Excerpt from a dataset
= = = = = = =

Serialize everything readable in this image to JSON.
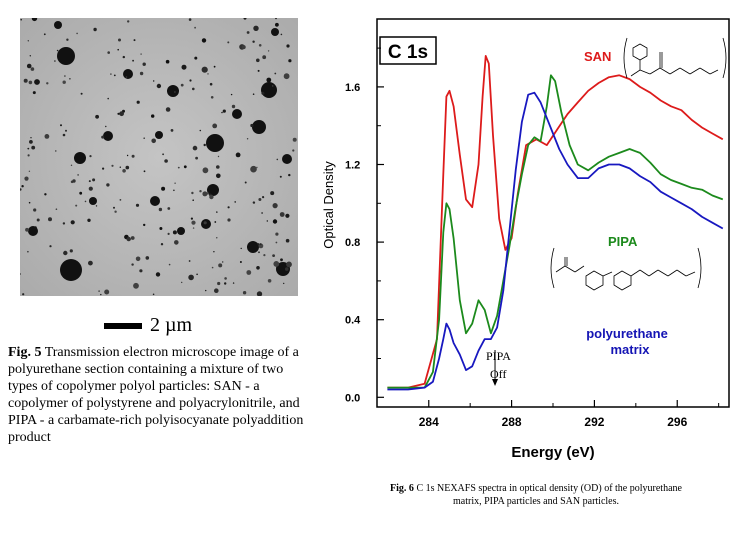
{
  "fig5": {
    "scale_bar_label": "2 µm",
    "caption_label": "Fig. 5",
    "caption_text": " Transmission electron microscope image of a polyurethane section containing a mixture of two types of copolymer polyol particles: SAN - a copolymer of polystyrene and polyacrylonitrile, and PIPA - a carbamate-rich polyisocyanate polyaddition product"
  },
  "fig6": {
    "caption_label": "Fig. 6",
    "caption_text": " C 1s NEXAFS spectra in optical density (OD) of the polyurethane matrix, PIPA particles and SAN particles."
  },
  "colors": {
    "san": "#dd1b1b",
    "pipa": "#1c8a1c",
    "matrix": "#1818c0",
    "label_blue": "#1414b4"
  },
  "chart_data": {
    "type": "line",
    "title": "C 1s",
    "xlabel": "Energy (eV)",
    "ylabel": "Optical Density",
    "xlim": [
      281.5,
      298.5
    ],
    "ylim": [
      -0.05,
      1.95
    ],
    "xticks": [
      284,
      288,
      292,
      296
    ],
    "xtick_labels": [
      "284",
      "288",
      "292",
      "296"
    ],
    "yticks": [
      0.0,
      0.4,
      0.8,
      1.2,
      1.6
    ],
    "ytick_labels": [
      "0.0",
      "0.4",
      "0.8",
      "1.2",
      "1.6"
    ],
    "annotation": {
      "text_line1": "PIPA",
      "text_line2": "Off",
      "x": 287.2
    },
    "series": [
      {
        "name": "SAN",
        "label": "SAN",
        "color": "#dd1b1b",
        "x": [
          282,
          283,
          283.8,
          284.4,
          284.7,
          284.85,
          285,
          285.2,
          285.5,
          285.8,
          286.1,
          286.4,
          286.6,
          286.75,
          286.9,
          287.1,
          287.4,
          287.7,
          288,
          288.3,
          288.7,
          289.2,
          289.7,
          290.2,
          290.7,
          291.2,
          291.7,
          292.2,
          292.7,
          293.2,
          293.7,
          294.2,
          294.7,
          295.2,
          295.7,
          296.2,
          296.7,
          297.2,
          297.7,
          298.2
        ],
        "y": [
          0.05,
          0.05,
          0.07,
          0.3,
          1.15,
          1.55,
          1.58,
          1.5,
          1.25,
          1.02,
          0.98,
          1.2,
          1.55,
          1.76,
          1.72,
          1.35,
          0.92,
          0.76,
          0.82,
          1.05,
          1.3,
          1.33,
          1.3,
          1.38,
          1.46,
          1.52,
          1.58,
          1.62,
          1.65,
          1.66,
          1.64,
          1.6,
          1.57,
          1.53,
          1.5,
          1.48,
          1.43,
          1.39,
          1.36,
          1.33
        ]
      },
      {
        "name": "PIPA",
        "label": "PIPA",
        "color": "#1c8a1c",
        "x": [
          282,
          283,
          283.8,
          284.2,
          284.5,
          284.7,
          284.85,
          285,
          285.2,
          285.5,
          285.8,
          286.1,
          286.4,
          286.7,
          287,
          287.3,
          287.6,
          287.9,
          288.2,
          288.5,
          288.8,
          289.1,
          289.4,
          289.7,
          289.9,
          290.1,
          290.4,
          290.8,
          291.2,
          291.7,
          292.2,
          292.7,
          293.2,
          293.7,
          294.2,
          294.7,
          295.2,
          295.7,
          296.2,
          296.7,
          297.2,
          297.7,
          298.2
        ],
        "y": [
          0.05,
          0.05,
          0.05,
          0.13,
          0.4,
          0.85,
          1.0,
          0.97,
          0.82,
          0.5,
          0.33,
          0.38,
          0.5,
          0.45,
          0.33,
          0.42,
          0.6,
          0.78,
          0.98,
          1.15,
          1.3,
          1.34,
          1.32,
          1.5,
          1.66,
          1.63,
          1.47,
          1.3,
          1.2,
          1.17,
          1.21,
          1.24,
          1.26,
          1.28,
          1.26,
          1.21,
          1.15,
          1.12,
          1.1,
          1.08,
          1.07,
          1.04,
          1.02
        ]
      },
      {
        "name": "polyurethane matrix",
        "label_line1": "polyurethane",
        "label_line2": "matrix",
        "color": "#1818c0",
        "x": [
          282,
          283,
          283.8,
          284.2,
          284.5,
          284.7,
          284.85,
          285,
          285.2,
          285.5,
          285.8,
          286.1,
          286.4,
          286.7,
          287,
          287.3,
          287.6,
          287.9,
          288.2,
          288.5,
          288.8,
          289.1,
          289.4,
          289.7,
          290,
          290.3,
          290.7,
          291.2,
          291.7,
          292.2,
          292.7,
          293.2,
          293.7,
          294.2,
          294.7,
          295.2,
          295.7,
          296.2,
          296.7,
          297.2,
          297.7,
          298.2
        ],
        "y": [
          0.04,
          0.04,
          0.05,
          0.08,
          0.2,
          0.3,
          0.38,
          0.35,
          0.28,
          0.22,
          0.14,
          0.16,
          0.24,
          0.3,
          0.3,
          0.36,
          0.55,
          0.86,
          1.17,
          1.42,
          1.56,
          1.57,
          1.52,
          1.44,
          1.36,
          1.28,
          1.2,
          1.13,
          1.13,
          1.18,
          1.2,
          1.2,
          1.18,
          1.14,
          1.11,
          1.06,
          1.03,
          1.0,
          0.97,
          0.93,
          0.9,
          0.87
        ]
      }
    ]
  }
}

= = = = = = =

Work instructions: Keep the pictures out of the copy and return the rest of the data above exactly.

Correct answer:
Serialize everything readable in this image to JSON.
{
  "fig5": {
    "scale_bar_label": "2 µm",
    "caption_label": "Fig. 5",
    "caption_text": " Transmission electron microscope image of a polyurethane section containing a mixture of two types of copolymer polyol particles: SAN - a copolymer of polystyrene and polyacrylonitrile, and PIPA - a carbamate-rich polyisocyanate polyaddition product"
  },
  "fig6": {
    "caption_label": "Fig. 6",
    "caption_text": " C 1s NEXAFS spectra in optical density (OD) of the polyurethane matrix, PIPA particles and SAN particles."
  },
  "colors": {
    "san": "#dd1b1b",
    "pipa": "#1c8a1c",
    "matrix": "#1818c0",
    "label_blue": "#1414b4"
  },
  "chart_data": {
    "type": "line",
    "title": "C 1s",
    "xlabel": "Energy (eV)",
    "ylabel": "Optical Density",
    "xlim": [
      281.5,
      298.5
    ],
    "ylim": [
      -0.05,
      1.95
    ],
    "xticks": [
      284,
      288,
      292,
      296
    ],
    "xtick_labels": [
      "284",
      "288",
      "292",
      "296"
    ],
    "yticks": [
      0.0,
      0.4,
      0.8,
      1.2,
      1.6
    ],
    "ytick_labels": [
      "0.0",
      "0.4",
      "0.8",
      "1.2",
      "1.6"
    ],
    "annotation": {
      "text_line1": "PIPA",
      "text_line2": "Off",
      "x": 287.2
    },
    "series": [
      {
        "name": "SAN",
        "label": "SAN",
        "color": "#dd1b1b",
        "x": [
          282,
          283,
          283.8,
          284.4,
          284.7,
          284.85,
          285,
          285.2,
          285.5,
          285.8,
          286.1,
          286.4,
          286.6,
          286.75,
          286.9,
          287.1,
          287.4,
          287.7,
          288,
          288.3,
          288.7,
          289.2,
          289.7,
          290.2,
          290.7,
          291.2,
          291.7,
          292.2,
          292.7,
          293.2,
          293.7,
          294.2,
          294.7,
          295.2,
          295.7,
          296.2,
          296.7,
          297.2,
          297.7,
          298.2
        ],
        "y": [
          0.05,
          0.05,
          0.07,
          0.3,
          1.15,
          1.55,
          1.58,
          1.5,
          1.25,
          1.02,
          0.98,
          1.2,
          1.55,
          1.76,
          1.72,
          1.35,
          0.92,
          0.76,
          0.82,
          1.05,
          1.3,
          1.33,
          1.3,
          1.38,
          1.46,
          1.52,
          1.58,
          1.62,
          1.65,
          1.66,
          1.64,
          1.6,
          1.57,
          1.53,
          1.5,
          1.48,
          1.43,
          1.39,
          1.36,
          1.33
        ]
      },
      {
        "name": "PIPA",
        "label": "PIPA",
        "color": "#1c8a1c",
        "x": [
          282,
          283,
          283.8,
          284.2,
          284.5,
          284.7,
          284.85,
          285,
          285.2,
          285.5,
          285.8,
          286.1,
          286.4,
          286.7,
          287,
          287.3,
          287.6,
          287.9,
          288.2,
          288.5,
          288.8,
          289.1,
          289.4,
          289.7,
          289.9,
          290.1,
          290.4,
          290.8,
          291.2,
          291.7,
          292.2,
          292.7,
          293.2,
          293.7,
          294.2,
          294.7,
          295.2,
          295.7,
          296.2,
          296.7,
          297.2,
          297.7,
          298.2
        ],
        "y": [
          0.05,
          0.05,
          0.05,
          0.13,
          0.4,
          0.85,
          1.0,
          0.97,
          0.82,
          0.5,
          0.33,
          0.38,
          0.5,
          0.45,
          0.33,
          0.42,
          0.6,
          0.78,
          0.98,
          1.15,
          1.3,
          1.34,
          1.32,
          1.5,
          1.66,
          1.63,
          1.47,
          1.3,
          1.2,
          1.17,
          1.21,
          1.24,
          1.26,
          1.28,
          1.26,
          1.21,
          1.15,
          1.12,
          1.1,
          1.08,
          1.07,
          1.04,
          1.02
        ]
      },
      {
        "name": "polyurethane matrix",
        "label_line1": "polyurethane",
        "label_line2": "matrix",
        "color": "#1818c0",
        "x": [
          282,
          283,
          283.8,
          284.2,
          284.5,
          284.7,
          284.85,
          285,
          285.2,
          285.5,
          285.8,
          286.1,
          286.4,
          286.7,
          287,
          287.3,
          287.6,
          287.9,
          288.2,
          288.5,
          288.8,
          289.1,
          289.4,
          289.7,
          290,
          290.3,
          290.7,
          291.2,
          291.7,
          292.2,
          292.7,
          293.2,
          293.7,
          294.2,
          294.7,
          295.2,
          295.7,
          296.2,
          296.7,
          297.2,
          297.7,
          298.2
        ],
        "y": [
          0.04,
          0.04,
          0.05,
          0.08,
          0.2,
          0.3,
          0.38,
          0.35,
          0.28,
          0.22,
          0.14,
          0.16,
          0.24,
          0.3,
          0.3,
          0.36,
          0.55,
          0.86,
          1.17,
          1.42,
          1.56,
          1.57,
          1.52,
          1.44,
          1.36,
          1.28,
          1.2,
          1.13,
          1.13,
          1.18,
          1.2,
          1.2,
          1.18,
          1.14,
          1.11,
          1.06,
          1.03,
          1.0,
          0.97,
          0.93,
          0.9,
          0.87
        ]
      }
    ]
  }
}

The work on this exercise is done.